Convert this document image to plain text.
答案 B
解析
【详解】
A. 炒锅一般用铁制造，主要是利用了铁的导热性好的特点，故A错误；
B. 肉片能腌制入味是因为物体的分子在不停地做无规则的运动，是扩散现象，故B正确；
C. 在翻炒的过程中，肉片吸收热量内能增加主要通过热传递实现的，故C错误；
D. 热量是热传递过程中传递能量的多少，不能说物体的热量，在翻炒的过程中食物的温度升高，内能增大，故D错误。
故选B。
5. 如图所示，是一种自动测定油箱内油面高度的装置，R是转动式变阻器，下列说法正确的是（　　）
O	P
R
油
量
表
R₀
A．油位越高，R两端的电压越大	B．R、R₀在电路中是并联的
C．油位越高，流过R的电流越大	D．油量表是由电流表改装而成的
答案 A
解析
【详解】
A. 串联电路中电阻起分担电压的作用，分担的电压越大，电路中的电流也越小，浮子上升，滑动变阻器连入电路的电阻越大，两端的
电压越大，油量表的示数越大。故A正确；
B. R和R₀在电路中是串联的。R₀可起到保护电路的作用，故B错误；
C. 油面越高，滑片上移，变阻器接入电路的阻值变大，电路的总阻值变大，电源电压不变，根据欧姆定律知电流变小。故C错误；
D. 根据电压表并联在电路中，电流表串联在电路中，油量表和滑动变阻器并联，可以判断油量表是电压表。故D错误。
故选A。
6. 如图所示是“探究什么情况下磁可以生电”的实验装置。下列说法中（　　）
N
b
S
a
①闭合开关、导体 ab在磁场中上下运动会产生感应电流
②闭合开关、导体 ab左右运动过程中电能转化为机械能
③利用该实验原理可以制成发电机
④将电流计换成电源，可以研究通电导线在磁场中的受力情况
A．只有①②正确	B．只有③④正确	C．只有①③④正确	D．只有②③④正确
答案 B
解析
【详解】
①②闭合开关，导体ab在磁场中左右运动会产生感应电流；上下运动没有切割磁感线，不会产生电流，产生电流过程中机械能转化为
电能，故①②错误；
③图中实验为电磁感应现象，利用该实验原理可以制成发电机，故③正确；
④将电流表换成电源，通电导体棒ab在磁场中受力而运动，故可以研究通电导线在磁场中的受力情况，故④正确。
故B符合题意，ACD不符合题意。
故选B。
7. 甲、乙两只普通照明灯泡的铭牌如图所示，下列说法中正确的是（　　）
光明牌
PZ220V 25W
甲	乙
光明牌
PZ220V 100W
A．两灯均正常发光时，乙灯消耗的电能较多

# [Task prompt]
Each line in the data that holds the string "油位越高" should be found and copied.

# [Result of the exercise]
A．油位越高，R两端的电压越大	B．R、R₀在电路中是并联的
C．油位越高，流过R的电流越大	D．油量表是由电流表改装而成的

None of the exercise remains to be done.